[Instructions to follow]: Wherever a line holds the string "label", copy that line.

[Data lines]:
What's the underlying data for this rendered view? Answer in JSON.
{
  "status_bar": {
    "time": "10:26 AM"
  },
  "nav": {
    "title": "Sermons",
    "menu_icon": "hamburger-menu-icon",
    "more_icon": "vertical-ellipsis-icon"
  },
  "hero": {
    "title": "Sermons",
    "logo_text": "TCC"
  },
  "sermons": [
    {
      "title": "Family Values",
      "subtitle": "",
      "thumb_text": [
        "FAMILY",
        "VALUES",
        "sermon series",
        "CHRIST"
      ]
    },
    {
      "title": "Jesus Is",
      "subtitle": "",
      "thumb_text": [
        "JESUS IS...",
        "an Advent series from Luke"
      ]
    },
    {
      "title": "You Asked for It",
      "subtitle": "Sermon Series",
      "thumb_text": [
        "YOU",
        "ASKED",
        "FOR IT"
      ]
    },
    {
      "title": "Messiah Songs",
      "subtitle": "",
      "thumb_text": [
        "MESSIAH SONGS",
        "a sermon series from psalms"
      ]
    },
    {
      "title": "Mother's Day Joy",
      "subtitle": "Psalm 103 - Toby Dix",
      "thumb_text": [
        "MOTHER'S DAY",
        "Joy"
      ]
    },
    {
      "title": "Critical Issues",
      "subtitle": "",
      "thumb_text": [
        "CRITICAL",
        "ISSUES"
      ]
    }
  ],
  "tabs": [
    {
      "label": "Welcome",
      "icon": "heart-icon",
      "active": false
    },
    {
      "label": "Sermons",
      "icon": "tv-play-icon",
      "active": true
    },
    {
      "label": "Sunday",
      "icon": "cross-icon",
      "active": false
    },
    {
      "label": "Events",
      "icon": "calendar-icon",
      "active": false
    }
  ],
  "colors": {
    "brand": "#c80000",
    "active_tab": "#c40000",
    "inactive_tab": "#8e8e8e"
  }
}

[Task response]:
      "label": "Welcome",
      "label": "Sermons",
      "label": "Sunday",
      "label": "Events",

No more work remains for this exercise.